Copy the data below exactly.

--- start RECORDS ---

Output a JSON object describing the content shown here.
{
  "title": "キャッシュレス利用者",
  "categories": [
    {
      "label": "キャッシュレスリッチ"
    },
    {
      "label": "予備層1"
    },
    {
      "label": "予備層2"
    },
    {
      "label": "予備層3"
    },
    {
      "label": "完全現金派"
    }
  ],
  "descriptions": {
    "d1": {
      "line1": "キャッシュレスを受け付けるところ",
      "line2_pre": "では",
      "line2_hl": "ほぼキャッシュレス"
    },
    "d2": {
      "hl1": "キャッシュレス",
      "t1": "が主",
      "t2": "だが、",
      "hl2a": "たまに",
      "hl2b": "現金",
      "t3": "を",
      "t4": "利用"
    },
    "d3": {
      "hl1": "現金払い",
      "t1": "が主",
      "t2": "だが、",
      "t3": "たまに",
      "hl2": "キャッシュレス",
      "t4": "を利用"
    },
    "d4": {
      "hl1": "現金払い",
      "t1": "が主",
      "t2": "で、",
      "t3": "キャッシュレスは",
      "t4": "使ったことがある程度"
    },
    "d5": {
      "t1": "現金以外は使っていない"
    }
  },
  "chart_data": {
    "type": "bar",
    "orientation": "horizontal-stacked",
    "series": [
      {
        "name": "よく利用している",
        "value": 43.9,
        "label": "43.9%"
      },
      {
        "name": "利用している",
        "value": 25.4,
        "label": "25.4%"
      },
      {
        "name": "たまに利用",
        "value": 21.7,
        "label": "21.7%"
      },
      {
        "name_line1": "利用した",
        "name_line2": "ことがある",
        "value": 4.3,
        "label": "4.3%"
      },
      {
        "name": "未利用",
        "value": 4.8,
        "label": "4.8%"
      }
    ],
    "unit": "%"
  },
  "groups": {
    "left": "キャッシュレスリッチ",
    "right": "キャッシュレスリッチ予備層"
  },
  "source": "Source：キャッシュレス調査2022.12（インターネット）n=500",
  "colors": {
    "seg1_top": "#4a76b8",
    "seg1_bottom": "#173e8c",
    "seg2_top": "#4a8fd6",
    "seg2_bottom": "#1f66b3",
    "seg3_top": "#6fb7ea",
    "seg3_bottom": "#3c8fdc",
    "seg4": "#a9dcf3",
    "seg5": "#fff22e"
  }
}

--- end RECORDS ---

FINISHED ANSWER:
Output a JSON object describing the content shown here.
{
  "title": "キャッシュレス利用者",
  "categories": [
    {
      "label": "キャッシュレスリッチ"
    },
    {
      "label": "予備層1"
    },
    {
      "label": "予備層2"
    },
    {
      "label": "予備層3"
    },
    {
      "label": "完全現金派"
    }
  ],
  "descriptions": {
    "d1": {
      "line1": "キャッシュレスを受け付けるところ",
      "line2_pre": "では",
      "line2_hl": "ほぼキャッシュレス"
    },
    "d2": {
      "hl1": "キャッシュレス",
      "t1": "が主",
      "t2": "だが、",
      "hl2a": "たまに",
      "hl2b": "現金",
      "t3": "を",
      "t4": "利用"
    },
    "d3": {
      "hl1": "現金払い",
      "t1": "が主",
      "t2": "だが、",
      "t3": "たまに",
      "hl2": "キャッシュレス",
      "t4": "を利用"
    },
    "d4": {
      "hl1": "現金払い",
      "t1": "が主",
      "t2": "で、",
      "t3": "キャッシュレスは",
      "t4": "使ったことがある程度"
    },
    "d5": {
      "t1": "現金以外は使っていない"
    }
  },
  "chart_data": {
    "type": "bar",
    "orientation": "horizontal-stacked",
    "series": [
      {
        "name": "よく利用している",
        "value": 43.9,
        "label": "43.9%"
      },
      {
        "name": "利用している",
        "value": 25.4,
        "label": "25.4%"
      },
      {
        "name": "たまに利用",
        "value": 21.7,
        "label": "21.7%"
      },
      {
        "name_line1": "利用した",
        "name_line2": "ことがある",
        "value": 4.3,
        "label": "4.3%"
      },
      {
        "name": "未利用",
        "value": 4.8,
        "label": "4.8%"
      }
    ],
    "unit": "%"
  },
  "groups": {
    "left": "キャッシュレスリッチ",
    "right": "キャッシュレスリッチ予備層"
  },
  "source": "Source：キャッシュレス調査2022.12（インターネット）n=500",
  "colors": {
    "seg1_top": "#4a76b8",
    "seg1_bottom": "#173e8c",
    "seg2_top": "#4a8fd6",
    "seg2_bottom": "#1f66b3",
    "seg3_top": "#6fb7ea",
    "seg3_bottom": "#3c8fdc",
    "seg4": "#a9dcf3",
    "seg5": "#fff22e"
  }
}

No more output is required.